__SET EXERCISE__. Reproduce the bowerbird lesson notes below in full, word for word.
--- DOCUMENT TEXT ---
Display the double-page front cover of the text, ensuring it is clearly visible for the class. Invite students to closely observe the illustrations and finer details before sharing their predictions of what the text is about.

Key questions:
• What can you see on the front cover?
• What type of bird do you think this is?
• Who do you think collected these items? Why?
• What are the similarities and differences between the items on the cover?  

Response

Teacher to demonstrate how to record thinking using an OWI (observe, wonder, infer) chart. Students complete an individual OWI chart recording their thinking about the text.

Guiding questions:
• What objects can you observe on the front cover? 
• What are you wondering about this text? 
• What does it mean to infer? What can you infer from the front cover? 

Evidence of Learning

Students:
• retell the sequence of events in a narrative
• identify narrative features
 

Learning intention: Developing our background knowledge can help us to better understand the information in a text

Exploration

Read the text to the class, taking the time to display and explore the illustrations. During the reading, ask students to listen for new vocabulary that may be important to finding out more about the text. Record new vocabulary on a large sheet of paper. 

Key questions:
• What are some of the important words in the text?
• Are there any words that you are not familiar with?
• Do the illustrations tell us more information than just the words? 
• What additional information can you infer from the illustrations?
• What does skerrick mean? What word could the author have used instead of skerrick?

Response

As a class, jointly construct an infographic sharing information about bowerbirds using webpages like Great bowerbird facts for kids, Satin bowerbird facts for kids, Britannica's page on bowerbirds, and NSW Environment and Heritage's information page.

Guiding questions:
• What is a bower?
• Why is the bowerbird so interested in the colour blue?
• How can we present information that is interesting for the audience to read?
• What have we learnt about bowerbirds from our research that can help us to better understand the text?
--- INFORMATION PROVIDED ---
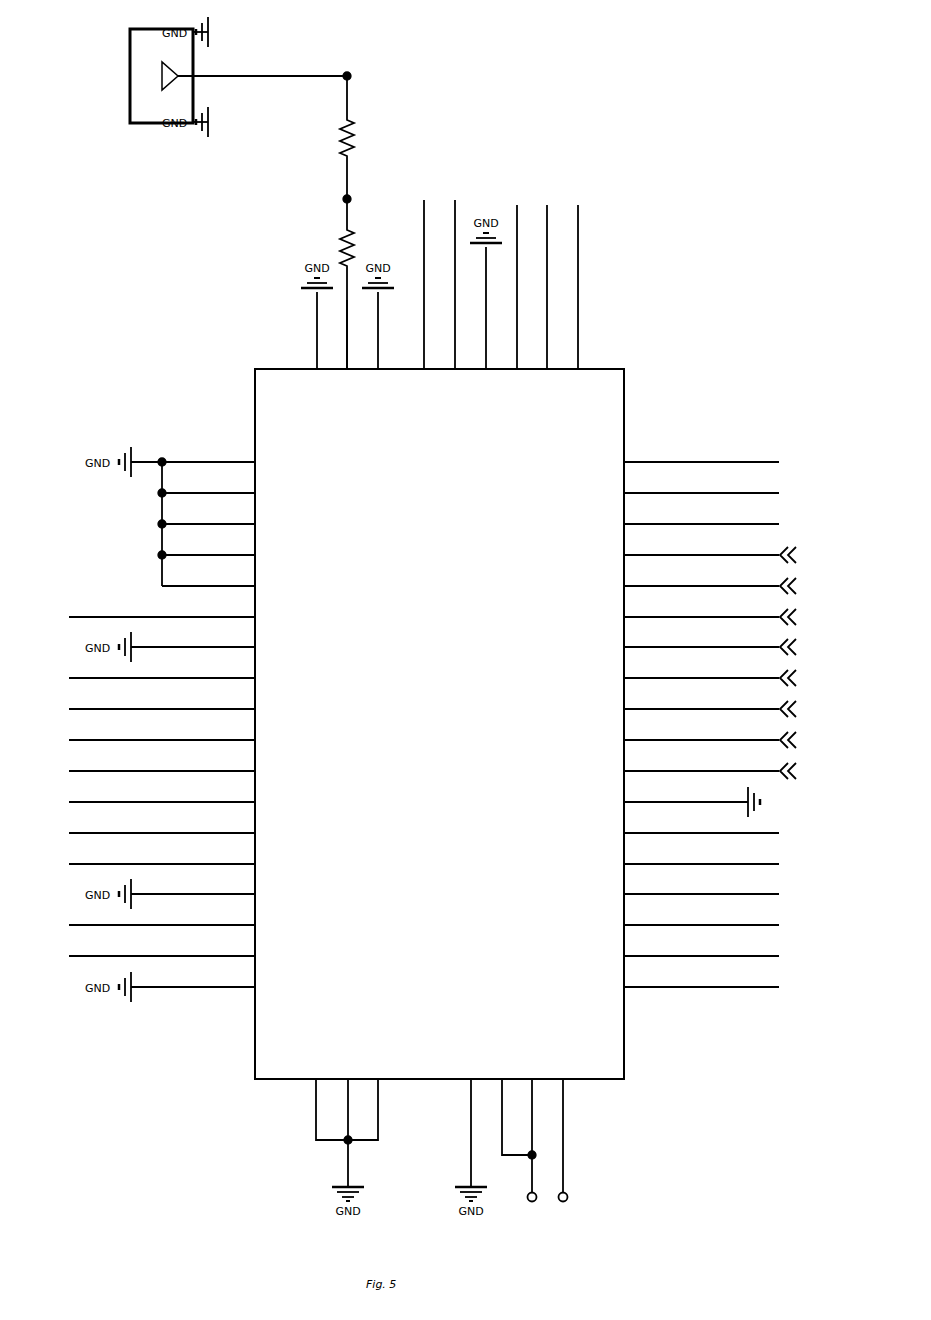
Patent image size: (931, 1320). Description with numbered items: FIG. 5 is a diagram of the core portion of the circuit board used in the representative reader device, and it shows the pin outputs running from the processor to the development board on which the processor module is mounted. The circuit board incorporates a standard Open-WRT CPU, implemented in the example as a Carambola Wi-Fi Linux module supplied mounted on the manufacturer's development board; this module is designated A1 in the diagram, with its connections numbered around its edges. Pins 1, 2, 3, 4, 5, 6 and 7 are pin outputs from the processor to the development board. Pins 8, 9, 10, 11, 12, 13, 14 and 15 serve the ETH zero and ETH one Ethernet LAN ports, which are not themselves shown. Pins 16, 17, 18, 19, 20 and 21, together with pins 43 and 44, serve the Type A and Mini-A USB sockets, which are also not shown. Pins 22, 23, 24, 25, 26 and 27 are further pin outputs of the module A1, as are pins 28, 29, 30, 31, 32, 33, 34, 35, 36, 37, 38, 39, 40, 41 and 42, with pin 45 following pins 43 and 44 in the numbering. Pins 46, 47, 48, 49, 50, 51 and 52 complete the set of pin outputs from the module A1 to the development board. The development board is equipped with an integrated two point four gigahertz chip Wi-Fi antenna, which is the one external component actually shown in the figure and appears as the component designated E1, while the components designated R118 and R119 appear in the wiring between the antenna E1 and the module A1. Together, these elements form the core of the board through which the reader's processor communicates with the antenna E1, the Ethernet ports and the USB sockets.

The pin 1 GPIO_23 1 is at (675, 982).
The pin 2 GPIO_22 2 is at (675, 951).
The pin 3 GPIO_21 3 is at (675, 920).
The pin 4 GPIO_20 4 is at (675, 889).
The pin 5 GPIO_19 5 is at (675, 859).
The pin 6 GPIO_18 6 is at (675, 828).
The pin 7 GND 7 is at (691, 802).
The Ethernet LAN port pin 8 is at (691, 766).
The Ethernet LAN port pin 9 is at (689, 735).
The Ethernet LAN port pin 10 is at (688, 704).
The Ethernet LAN port pin 11 is at (687, 673).
The Ethernet LAN port pin 12 is at (691, 642).
The Ethernet LAN port pin 13 is at (689, 612).
The Ethernet LAN port pin 14 is at (688, 581).
The Ethernet LAN port pin 15 is at (687, 550).
The USB socket pin 16 is at (673, 519).
The USB socket pin 17 is at (677, 488).
The USB socket pin 18 is at (673, 457).
The USB socket pin 19 is at (575, 311).
The USB socket pin 20 is at (544, 307).
The USB socket pin 21 is at (514, 306).
The pin 22 GND 22 is at (486, 311).
The pin 23 GPIO11 23 is at (452, 311).
The pin 24 GPIO12 24 is at (421, 311).
The pin 25 GND 25 is at (378, 334).
The pin 26 ANT0 26 is at (344, 355).
The pin 27 GND 27 is at (317, 334).
The pin 28 GND 28 is at (187, 516).
The pin 29 GND 29 is at (223, 490).
The pin 30 GND 30 is at (223, 521).
The pin 31 GND 31 is at (223, 552).
The pin 32 GND 32 is at (225, 583).
The pin 33 RESET 33 is at (184, 613).
The pin 34 GND 34 is at (187, 647).
The pin 35 LED6 35 is at (181, 674).
The pin 36 LED5 36 is at (181, 705).
The pin 37 LED4 37 is at (181, 736).
The pin 38 LED3 38 is at (181, 767).
The pin 39 LED2 39 is at (181, 798).
The pin 40 LED1 40 is at (181, 829).
The pin 41 LED0 41 is at (181, 860).
The pin 42 GND 42 is at (187, 894).
The USB socket pin 43 is at (193, 921).
The USB socket pin 44 is at (191, 952).
The pin 45 GND 45 is at (187, 987).
The pin 46 GND 46 is at (325, 1093).
The pin 47 GND 47 is at (348, 1132).
The pin 48 GND 48 is at (367, 1093).
The pin 49 GND 49 is at (471, 1132).
The pin 50 +3VD 50 is at (510, 1097).
The pin 51 +3VD 51 is at (530, 1128).
The pin 52 +2VD 52 is at (572, 1128).
The Carambola module A1 is at (439, 716).
The ceramic antenna ACA5036 E1 is at (238, 78).
The resistor R118 is at (371, 137).
The resistor R119 is at (371, 284).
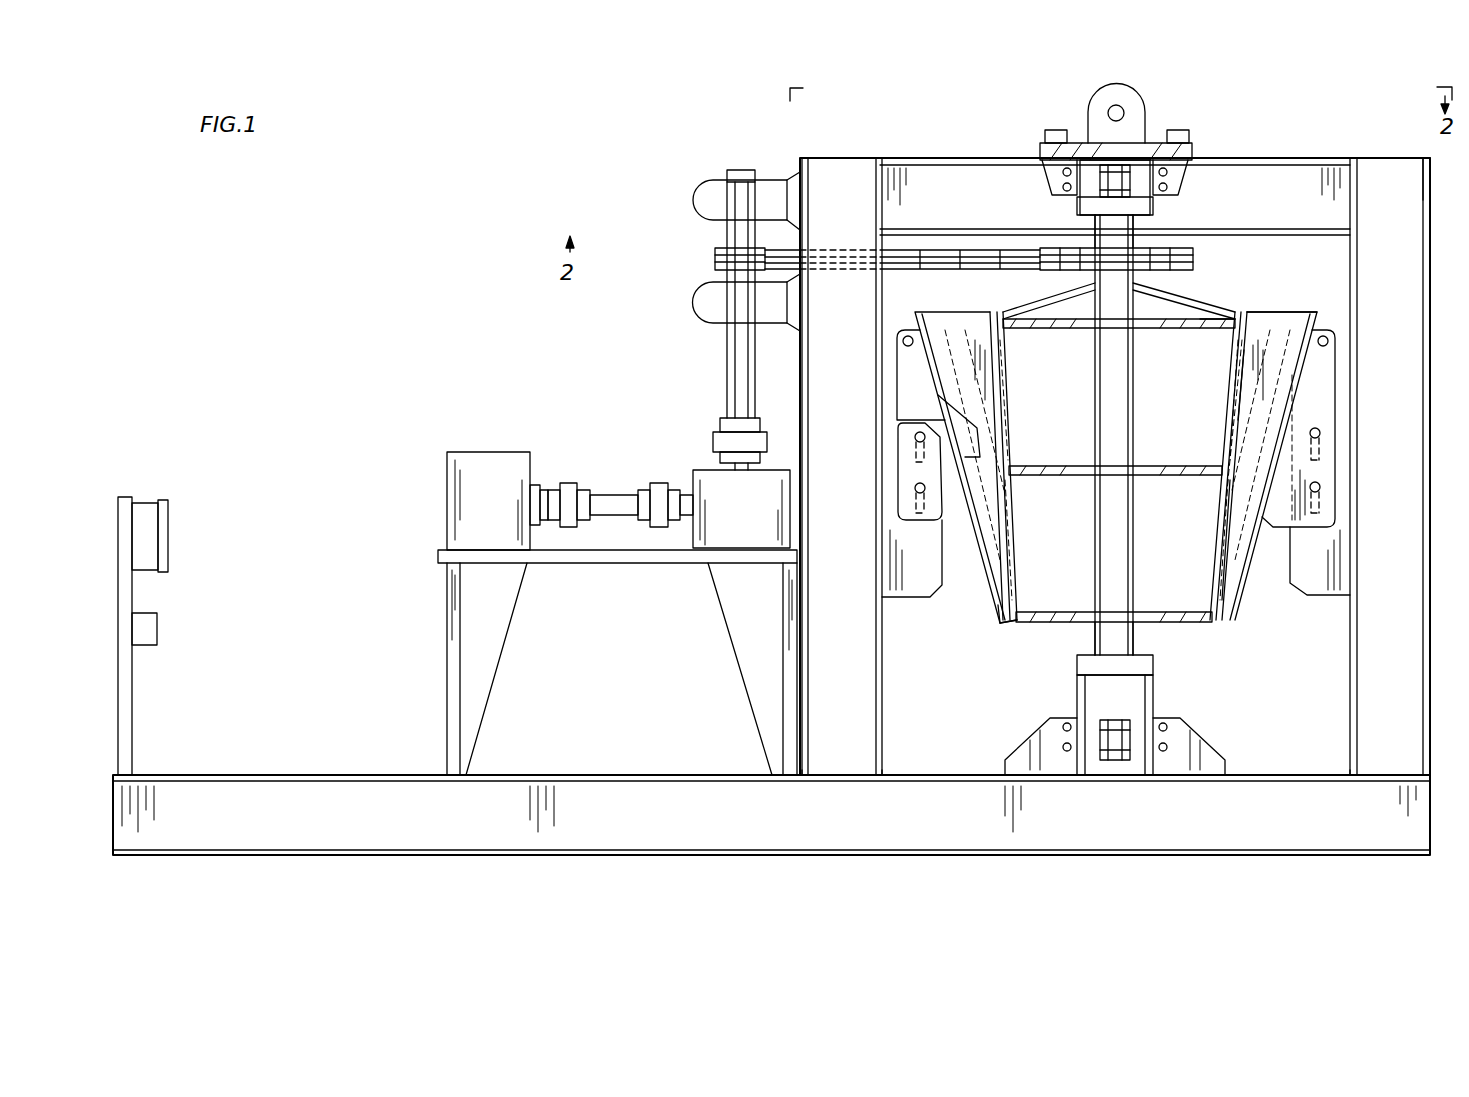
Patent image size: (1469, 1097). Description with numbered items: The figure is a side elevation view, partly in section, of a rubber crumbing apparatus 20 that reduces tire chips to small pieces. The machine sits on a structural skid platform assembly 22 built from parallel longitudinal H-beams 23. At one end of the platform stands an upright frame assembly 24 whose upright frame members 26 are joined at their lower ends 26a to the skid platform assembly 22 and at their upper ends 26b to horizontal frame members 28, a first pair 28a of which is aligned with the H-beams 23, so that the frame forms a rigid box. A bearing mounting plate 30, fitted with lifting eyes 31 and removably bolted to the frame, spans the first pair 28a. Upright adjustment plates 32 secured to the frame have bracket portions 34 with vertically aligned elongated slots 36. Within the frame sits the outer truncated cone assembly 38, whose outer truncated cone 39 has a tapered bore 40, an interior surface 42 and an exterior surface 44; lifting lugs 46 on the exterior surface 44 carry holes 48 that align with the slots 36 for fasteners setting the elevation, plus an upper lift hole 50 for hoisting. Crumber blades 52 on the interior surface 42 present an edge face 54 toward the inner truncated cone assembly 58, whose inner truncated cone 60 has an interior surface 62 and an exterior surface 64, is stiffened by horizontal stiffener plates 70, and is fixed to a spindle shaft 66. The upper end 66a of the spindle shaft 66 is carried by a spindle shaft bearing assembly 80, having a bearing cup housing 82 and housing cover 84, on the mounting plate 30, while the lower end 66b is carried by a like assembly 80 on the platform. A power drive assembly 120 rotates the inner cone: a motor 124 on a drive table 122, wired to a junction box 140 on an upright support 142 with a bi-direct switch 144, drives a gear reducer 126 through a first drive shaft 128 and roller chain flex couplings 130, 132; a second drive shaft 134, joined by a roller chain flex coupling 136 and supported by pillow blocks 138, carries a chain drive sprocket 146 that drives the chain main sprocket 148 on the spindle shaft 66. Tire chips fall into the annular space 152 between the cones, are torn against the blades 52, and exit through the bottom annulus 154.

The rubber crumbing apparatus 20 is at (478, 250).
The structural skid platform assembly 22 is at (297, 775).
The longitudinal H-beams 23 is at (205, 775).
The upright frame assembly 24 is at (888, 694).
The upright frame members 26 is at (810, 362).
The lower ends of upright frame members 26a is at (883, 770).
The upper ends of upright frame members 26b is at (1430, 226).
The horizontal frame members 28 is at (946, 158).
The first pair of horizontal frame members 28a is at (1300, 178).
The bearing mounting plate 30 is at (1183, 148).
The lifting eyes 31 is at (1108, 100).
The upright adjustment plates 32 is at (918, 597).
The bracket portion 34 is at (890, 540).
The elongated slots 36 is at (917, 450).
The outer truncated cone assembly 38 is at (1302, 308).
The outer truncated cone 39 is at (987, 585).
The tapered bore 40 is at (960, 322).
The interior surface 42 is at (1330, 337).
The exterior surface 44 is at (1240, 595).
The lifting lugs 46 is at (1330, 370).
The holes 48 is at (1318, 437).
The upper lift hole 50 is at (905, 342).
The crumber blades 52 is at (937, 396).
The edge face 54 is at (1020, 560).
The inner truncated cone assembly 58 is at (1212, 301).
The inner truncated cone 60 is at (1240, 386).
The interior surface of inner truncated cone 62 is at (1186, 533).
The exterior surface of inner truncated cone 64 is at (1245, 352).
The spindle shaft 66 is at (1105, 392).
The upper end of spindle shaft 66a is at (1097, 228).
The lower end of spindle shaft 66b is at (1136, 636).
The horizontal stiffener plates 70 is at (1065, 328).
The spindle shaft bearing assembly 80 is at (1160, 208).
The bearing cup housing 82 is at (1090, 172).
The housing cover 84 is at (1078, 205).
The power drive assembly 120 is at (638, 430).
The drive table 122 is at (447, 605).
The motor 124 is at (447, 486).
The gear reducer 126 is at (764, 517).
The first drive shaft 128 is at (612, 495).
The roller chain flex coupling 130 is at (566, 483).
The roller chain flex coupling 132 is at (660, 527).
The second drive shaft 134 is at (730, 355).
The roller chain flex coupling 136 is at (713, 440).
The pillow blocks 138 is at (705, 196).
The junction box 140 is at (145, 503).
The upright support 142 is at (126, 590).
The bi-direct switch 144 is at (157, 630).
The chain drive sprocket 146 is at (718, 262).
The chain main sprocket 148 is at (1200, 255).
The annular space 152 is at (1252, 425).
The bottom annulus 154 is at (1005, 625).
---
__ANSWER TO THE EXERCISE__.
Display the double-page front cover of the text, ensuring it is clearly visible for the class. Invite students to closely observe the illustrations and finer details before sharing their predictions of what the text is about.

Key questions:
• What can you see on the front cover?
• What type of bird do you think this is?
• Who do you think collected these items? Why?
• What are the similarities and differences between the items on the cover?  

Response

Teacher to demonstrate how to record thinking using an OWI (observe, wonder, infer) chart. Students complete an individual OWI chart recording their thinking about the text.

Guiding questions:
• What objects can you observe on the front cover? 
• What are you wondering about this text? 
• What does it mean to infer? What can you infer from the front cover? 

Evidence of Learning

Students:
• retell the sequence of events in a narrative
• identify narrative features
 

Learning intention: Developing our background knowledge can help us to better understand the information in a text

Exploration

Read the text to the class, taking the time to display and explore the illustrations. During the reading, ask students to listen for new vocabulary that may be important to finding out more about the text. Record new vocabulary on a large sheet of paper. 

Key questions:
• What are some of the important words in the text?
• Are there any words that you are not familiar with?
• Do the illustrations tell us more information than just the words? 
• What additional information can you infer from the illustrations?
• What does skerrick mean? What word could the author have used instead of skerrick?

Response

As a class, jointly construct an infographic sharing information about bowerbirds using webpages like Great bowerbird facts for kids, Satin bowerbird facts for kids, Britannica's page on bowerbirds, and NSW Environment and Heritage's information page.

Guiding questions:
• What is a bower?
• Why is the bowerbird so interested in the colour blue?
• How can we present information that is interesting for the audience to read?
• What have we learnt about bowerbirds from our research that can help us to better understand the text?